● **WHAT THIS TASK INVOLVES**
Write out the records below once more, exactly as they stand.

● **GIVEN DATA**

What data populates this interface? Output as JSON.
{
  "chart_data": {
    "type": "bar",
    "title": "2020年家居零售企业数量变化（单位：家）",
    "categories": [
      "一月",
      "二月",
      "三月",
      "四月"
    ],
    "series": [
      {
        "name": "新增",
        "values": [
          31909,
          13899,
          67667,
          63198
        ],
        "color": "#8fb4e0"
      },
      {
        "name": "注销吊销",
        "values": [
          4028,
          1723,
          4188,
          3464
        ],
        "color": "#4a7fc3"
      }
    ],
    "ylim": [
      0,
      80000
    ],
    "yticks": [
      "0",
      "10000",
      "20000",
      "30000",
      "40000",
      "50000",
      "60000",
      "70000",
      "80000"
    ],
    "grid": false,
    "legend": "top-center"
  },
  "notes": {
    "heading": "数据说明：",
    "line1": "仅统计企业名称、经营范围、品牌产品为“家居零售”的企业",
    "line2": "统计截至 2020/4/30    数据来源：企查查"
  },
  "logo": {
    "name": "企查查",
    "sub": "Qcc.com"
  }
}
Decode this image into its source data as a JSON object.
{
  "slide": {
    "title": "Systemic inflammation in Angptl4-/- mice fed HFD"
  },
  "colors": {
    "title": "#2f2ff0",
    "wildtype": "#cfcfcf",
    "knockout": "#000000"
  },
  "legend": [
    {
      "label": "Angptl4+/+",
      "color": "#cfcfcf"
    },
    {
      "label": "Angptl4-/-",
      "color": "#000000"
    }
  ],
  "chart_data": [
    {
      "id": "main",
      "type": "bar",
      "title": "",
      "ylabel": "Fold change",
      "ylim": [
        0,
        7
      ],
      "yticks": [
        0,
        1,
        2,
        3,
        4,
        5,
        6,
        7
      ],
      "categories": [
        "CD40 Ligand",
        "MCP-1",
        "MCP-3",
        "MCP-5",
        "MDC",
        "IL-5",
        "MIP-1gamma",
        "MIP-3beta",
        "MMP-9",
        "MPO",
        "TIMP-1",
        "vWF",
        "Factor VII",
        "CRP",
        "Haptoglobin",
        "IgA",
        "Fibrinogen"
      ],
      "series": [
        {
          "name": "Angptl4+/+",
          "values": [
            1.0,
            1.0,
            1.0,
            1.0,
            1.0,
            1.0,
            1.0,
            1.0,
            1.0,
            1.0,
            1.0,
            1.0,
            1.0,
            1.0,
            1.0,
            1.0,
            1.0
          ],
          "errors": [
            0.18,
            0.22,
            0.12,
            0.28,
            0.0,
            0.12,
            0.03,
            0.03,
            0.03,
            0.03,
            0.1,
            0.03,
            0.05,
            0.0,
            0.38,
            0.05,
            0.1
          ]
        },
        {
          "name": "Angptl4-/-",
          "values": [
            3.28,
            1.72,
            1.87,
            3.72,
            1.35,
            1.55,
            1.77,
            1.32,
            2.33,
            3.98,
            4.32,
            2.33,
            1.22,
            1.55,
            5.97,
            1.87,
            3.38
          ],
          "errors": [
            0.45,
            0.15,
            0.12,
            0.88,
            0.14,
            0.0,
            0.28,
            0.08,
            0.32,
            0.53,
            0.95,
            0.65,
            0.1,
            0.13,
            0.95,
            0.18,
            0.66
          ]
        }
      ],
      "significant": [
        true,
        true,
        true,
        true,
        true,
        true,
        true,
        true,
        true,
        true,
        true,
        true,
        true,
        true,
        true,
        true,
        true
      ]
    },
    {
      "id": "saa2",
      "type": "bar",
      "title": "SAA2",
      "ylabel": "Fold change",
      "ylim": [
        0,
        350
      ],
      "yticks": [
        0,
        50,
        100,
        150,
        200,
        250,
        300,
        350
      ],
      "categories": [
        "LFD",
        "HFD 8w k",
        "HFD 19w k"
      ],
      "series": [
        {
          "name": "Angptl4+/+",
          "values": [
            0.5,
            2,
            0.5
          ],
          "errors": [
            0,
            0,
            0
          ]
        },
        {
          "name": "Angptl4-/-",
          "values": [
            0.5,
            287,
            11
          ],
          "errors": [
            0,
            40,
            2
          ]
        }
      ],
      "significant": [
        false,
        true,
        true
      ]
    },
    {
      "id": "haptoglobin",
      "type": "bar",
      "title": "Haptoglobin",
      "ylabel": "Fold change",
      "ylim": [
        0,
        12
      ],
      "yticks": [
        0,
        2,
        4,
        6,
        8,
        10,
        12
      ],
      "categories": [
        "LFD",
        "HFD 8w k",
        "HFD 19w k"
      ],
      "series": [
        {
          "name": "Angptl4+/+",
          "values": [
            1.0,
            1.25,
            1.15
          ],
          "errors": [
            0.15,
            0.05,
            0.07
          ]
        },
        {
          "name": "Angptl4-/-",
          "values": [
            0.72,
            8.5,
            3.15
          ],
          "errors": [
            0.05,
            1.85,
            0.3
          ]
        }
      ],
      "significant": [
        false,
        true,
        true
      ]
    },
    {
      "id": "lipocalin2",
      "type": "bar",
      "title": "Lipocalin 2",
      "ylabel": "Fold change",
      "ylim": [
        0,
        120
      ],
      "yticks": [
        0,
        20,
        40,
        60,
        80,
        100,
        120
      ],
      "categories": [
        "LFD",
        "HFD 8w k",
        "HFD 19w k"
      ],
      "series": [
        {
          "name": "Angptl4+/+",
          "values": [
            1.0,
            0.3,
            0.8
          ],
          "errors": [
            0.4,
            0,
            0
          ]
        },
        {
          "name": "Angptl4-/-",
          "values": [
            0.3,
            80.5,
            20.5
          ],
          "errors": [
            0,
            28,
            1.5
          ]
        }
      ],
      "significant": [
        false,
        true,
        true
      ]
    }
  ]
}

● **SOLUTION FOR THIS TASK**
What data populates this interface? Output as JSON.
{
  "chart_data": {
    "type": "bar",
    "title": "2020年家居零售企业数量变化（单位：家）",
    "categories": [
      "一月",
      "二月",
      "三月",
      "四月"
    ],
    "series": [
      {
        "name": "新增",
        "values": [
          31909,
          13899,
          67667,
          63198
        ],
        "color": "#8fb4e0"
      },
      {
        "name": "注销吊销",
        "values": [
          4028,
          1723,
          4188,
          3464
        ],
        "color": "#4a7fc3"
      }
    ],
    "ylim": [
      0,
      80000
    ],
    "yticks": [
      "0",
      "10000",
      "20000",
      "30000",
      "40000",
      "50000",
      "60000",
      "70000",
      "80000"
    ],
    "grid": false,
    "legend": "top-center"
  },
  "notes": {
    "heading": "数据说明：",
    "line1": "仅统计企业名称、经营范围、品牌产品为“家居零售”的企业",
    "line2": "统计截至 2020/4/30    数据来源：企查查"
  },
  "logo": {
    "name": "企查查",
    "sub": "Qcc.com"
  }
}
Decode this image into its source data as a JSON object.
{
  "slide": {
    "title": "Systemic inflammation in Angptl4-/- mice fed HFD"
  },
  "colors": {
    "title": "#2f2ff0",
    "wildtype": "#cfcfcf",
    "knockout": "#000000"
  },
  "legend": [
    {
      "label": "Angptl4+/+",
      "color": "#cfcfcf"
    },
    {
      "label": "Angptl4-/-",
      "color": "#000000"
    }
  ],
  "chart_data": [
    {
      "id": "main",
      "type": "bar",
      "title": "",
      "ylabel": "Fold change",
      "ylim": [
        0,
        7
      ],
      "yticks": [
        0,
        1,
        2,
        3,
        4,
        5,
        6,
        7
      ],
      "categories": [
        "CD40 Ligand",
        "MCP-1",
        "MCP-3",
        "MCP-5",
        "MDC",
        "IL-5",
        "MIP-1gamma",
        "MIP-3beta",
        "MMP-9",
        "MPO",
        "TIMP-1",
        "vWF",
        "Factor VII",
        "CRP",
        "Haptoglobin",
        "IgA",
        "Fibrinogen"
      ],
      "series": [
        {
          "name": "Angptl4+/+",
          "values": [
            1.0,
            1.0,
            1.0,
            1.0,
            1.0,
            1.0,
            1.0,
            1.0,
            1.0,
            1.0,
            1.0,
            1.0,
            1.0,
            1.0,
            1.0,
            1.0,
            1.0
          ],
          "errors": [
            0.18,
            0.22,
            0.12,
            0.28,
            0.0,
            0.12,
            0.03,
            0.03,
            0.03,
            0.03,
            0.1,
            0.03,
            0.05,
            0.0,
            0.38,
            0.05,
            0.1
          ]
        },
        {
          "name": "Angptl4-/-",
          "values": [
            3.28,
            1.72,
            1.87,
            3.72,
            1.35,
            1.55,
            1.77,
            1.32,
            2.33,
            3.98,
            4.32,
            2.33,
            1.22,
            1.55,
            5.97,
            1.87,
            3.38
          ],
          "errors": [
            0.45,
            0.15,
            0.12,
            0.88,
            0.14,
            0.0,
            0.28,
            0.08,
            0.32,
            0.53,
            0.95,
            0.65,
            0.1,
            0.13,
            0.95,
            0.18,
            0.66
          ]
        }
      ],
      "significant": [
        true,
        true,
        true,
        true,
        true,
        true,
        true,
        true,
        true,
        true,
        true,
        true,
        true,
        true,
        true,
        true,
        true
      ]
    },
    {
      "id": "saa2",
      "type": "bar",
      "title": "SAA2",
      "ylabel": "Fold change",
      "ylim": [
        0,
        350
      ],
      "yticks": [
        0,
        50,
        100,
        150,
        200,
        250,
        300,
        350
      ],
      "categories": [
        "LFD",
        "HFD 8w k",
        "HFD 19w k"
      ],
      "series": [
        {
          "name": "Angptl4+/+",
          "values": [
            0.5,
            2,
            0.5
          ],
          "errors": [
            0,
            0,
            0
          ]
        },
        {
          "name": "Angptl4-/-",
          "values": [
            0.5,
            287,
            11
          ],
          "errors": [
            0,
            40,
            2
          ]
        }
      ],
      "significant": [
        false,
        true,
        true
      ]
    },
    {
      "id": "haptoglobin",
      "type": "bar",
      "title": "Haptoglobin",
      "ylabel": "Fold change",
      "ylim": [
        0,
        12
      ],
      "yticks": [
        0,
        2,
        4,
        6,
        8,
        10,
        12
      ],
      "categories": [
        "LFD",
        "HFD 8w k",
        "HFD 19w k"
      ],
      "series": [
        {
          "name": "Angptl4+/+",
          "values": [
            1.0,
            1.25,
            1.15
          ],
          "errors": [
            0.15,
            0.05,
            0.07
          ]
        },
        {
          "name": "Angptl4-/-",
          "values": [
            0.72,
            8.5,
            3.15
          ],
          "errors": [
            0.05,
            1.85,
            0.3
          ]
        }
      ],
      "significant": [
        false,
        true,
        true
      ]
    },
    {
      "id": "lipocalin2",
      "type": "bar",
      "title": "Lipocalin 2",
      "ylabel": "Fold change",
      "ylim": [
        0,
        120
      ],
      "yticks": [
        0,
        20,
        40,
        60,
        80,
        100,
        120
      ],
      "categories": [
        "LFD",
        "HFD 8w k",
        "HFD 19w k"
      ],
      "series": [
        {
          "name": "Angptl4+/+",
          "values": [
            1.0,
            0.3,
            0.8
          ],
          "errors": [
            0.4,
            0,
            0
          ]
        },
        {
          "name": "Angptl4-/-",
          "values": [
            0.3,
            80.5,
            20.5
          ],
          "errors": [
            0,
            28,
            1.5
          ]
        }
      ],
      "significant": [
        false,
        true,
        true
      ]
    }
  ]
}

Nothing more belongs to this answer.